Items from a dataset
- - - - - - -
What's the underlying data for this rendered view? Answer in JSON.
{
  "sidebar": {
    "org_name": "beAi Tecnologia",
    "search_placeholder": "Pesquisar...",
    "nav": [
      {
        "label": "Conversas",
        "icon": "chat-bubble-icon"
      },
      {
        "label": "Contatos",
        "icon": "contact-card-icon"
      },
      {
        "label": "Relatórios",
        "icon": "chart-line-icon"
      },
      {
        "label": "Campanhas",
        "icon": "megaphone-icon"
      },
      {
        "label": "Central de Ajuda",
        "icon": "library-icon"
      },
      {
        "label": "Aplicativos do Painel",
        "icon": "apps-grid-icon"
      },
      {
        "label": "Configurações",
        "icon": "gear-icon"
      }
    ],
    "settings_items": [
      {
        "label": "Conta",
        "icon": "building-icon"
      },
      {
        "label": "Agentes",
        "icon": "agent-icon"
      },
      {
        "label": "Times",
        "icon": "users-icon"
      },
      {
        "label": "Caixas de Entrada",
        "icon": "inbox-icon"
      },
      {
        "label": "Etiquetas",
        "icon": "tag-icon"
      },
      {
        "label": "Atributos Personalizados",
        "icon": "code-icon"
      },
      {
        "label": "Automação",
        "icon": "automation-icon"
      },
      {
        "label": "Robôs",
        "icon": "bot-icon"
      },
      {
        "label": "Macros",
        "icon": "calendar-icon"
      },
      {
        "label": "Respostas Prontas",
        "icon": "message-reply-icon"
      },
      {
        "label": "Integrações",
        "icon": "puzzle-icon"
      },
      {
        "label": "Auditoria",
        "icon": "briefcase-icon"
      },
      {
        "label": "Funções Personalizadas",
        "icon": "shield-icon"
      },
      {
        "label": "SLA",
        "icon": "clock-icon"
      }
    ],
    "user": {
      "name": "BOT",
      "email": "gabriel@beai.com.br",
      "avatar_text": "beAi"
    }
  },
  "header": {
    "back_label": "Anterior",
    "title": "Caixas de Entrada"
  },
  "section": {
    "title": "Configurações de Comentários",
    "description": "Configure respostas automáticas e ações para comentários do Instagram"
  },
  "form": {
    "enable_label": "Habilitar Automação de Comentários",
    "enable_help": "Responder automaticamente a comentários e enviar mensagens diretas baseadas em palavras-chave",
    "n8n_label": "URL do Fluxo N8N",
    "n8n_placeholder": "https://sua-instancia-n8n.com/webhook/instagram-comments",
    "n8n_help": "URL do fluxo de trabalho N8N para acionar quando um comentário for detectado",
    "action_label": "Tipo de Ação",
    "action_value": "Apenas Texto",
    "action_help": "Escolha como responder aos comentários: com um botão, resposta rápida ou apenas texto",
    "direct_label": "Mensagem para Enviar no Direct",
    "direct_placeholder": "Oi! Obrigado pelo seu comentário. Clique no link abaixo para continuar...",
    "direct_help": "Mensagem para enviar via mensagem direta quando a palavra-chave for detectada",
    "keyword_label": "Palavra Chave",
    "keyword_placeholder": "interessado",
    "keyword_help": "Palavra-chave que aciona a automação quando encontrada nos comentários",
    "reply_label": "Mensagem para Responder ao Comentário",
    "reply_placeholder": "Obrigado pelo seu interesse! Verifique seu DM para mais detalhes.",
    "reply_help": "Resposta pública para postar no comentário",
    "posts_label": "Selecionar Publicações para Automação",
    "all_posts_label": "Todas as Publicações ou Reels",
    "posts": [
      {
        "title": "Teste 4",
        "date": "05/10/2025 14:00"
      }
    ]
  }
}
- - - - - - -
• Written problem
Copy each line above where the string "Entrada" occurs.

• Solution
        "label": "Caixas de Entrada",
    "title": "Caixas de Entrada"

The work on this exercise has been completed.